Directive —
Review the lines that follow and copy each one that contains the word "материалов".

● ● ●

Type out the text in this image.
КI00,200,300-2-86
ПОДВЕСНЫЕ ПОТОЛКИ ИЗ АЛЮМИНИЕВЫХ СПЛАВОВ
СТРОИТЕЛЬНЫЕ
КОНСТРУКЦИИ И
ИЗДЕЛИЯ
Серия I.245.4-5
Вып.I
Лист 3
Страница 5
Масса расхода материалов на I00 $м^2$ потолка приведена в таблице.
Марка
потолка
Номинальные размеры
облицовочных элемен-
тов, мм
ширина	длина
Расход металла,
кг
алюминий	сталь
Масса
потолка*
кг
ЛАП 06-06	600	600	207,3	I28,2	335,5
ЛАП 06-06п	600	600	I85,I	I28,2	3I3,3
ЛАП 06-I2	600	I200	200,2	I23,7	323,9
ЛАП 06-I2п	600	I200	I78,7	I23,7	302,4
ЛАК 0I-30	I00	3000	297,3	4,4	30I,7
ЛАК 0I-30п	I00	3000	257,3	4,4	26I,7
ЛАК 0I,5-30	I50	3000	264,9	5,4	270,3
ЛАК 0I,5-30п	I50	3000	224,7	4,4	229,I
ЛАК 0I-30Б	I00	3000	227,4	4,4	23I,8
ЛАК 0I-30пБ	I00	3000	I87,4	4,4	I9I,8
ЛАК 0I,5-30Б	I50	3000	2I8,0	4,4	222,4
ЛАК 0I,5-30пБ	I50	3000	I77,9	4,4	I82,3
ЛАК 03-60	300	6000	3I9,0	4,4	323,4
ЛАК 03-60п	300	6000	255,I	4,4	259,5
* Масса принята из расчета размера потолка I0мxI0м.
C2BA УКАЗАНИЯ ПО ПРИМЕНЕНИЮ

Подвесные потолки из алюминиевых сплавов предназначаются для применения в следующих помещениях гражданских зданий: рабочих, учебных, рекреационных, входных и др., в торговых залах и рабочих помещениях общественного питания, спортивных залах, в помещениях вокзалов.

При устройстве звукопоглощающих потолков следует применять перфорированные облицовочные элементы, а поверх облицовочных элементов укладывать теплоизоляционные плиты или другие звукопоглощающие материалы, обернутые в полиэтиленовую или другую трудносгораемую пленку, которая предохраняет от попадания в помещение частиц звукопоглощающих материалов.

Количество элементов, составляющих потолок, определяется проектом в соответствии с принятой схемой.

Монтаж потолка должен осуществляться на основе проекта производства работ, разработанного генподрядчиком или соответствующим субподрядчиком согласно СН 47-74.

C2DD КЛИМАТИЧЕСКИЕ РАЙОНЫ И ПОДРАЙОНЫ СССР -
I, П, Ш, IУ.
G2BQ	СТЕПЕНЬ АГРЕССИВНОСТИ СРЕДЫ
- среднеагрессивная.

● ● ●

Task output —
Масса расхода материалов на I00 $м^2$ потолка приведена в таблице.
При устройстве звукопоглощающих потолков следует применять перфорированные облицовочные элементы, а поверх облицовочных элементов укладывать теплоизоляционные плиты или другие звукопоглощающие материалы, обернутые в полиэтиленовую или другую трудносгораемую пленку, которая предохраняет от попадания в помещение частиц звукопоглощающих материалов.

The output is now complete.